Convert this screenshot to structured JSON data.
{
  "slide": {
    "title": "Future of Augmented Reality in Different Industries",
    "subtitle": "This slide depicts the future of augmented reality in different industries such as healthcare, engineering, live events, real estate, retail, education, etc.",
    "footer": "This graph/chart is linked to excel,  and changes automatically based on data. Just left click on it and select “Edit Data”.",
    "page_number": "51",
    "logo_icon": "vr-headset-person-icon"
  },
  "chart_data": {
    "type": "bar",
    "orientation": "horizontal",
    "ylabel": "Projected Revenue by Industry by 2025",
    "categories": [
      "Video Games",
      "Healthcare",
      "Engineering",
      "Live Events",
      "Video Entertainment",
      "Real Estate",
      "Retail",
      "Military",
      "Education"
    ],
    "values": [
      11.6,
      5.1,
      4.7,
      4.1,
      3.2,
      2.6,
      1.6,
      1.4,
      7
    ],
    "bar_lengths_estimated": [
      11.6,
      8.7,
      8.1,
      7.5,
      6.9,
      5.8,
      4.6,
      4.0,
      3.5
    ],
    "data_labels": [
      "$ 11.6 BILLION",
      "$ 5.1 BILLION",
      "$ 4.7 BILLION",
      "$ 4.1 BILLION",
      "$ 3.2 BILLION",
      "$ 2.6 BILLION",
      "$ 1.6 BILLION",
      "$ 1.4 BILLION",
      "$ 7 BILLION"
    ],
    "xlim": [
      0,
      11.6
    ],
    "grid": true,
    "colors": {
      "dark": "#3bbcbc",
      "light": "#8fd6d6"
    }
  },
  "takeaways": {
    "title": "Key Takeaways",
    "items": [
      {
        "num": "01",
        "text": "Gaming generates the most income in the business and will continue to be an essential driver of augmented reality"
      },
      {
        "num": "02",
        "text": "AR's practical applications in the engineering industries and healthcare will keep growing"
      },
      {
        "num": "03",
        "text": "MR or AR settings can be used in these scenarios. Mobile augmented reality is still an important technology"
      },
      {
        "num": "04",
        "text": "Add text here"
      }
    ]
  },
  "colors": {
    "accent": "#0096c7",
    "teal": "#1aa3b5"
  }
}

_SHORT PROBLEM_.
Look over the listing above. Pick out and copy every line that includes "BILLION".

_EXERCISE RESULT_.
      "$ 11.6 BILLION",
      "$ 5.1 BILLION",
      "$ 4.7 BILLION",
      "$ 4.1 BILLION",
      "$ 3.2 BILLION",
      "$ 2.6 BILLION",
      "$ 1.6 BILLION",
      "$ 1.4 BILLION",
      "$ 7 BILLION"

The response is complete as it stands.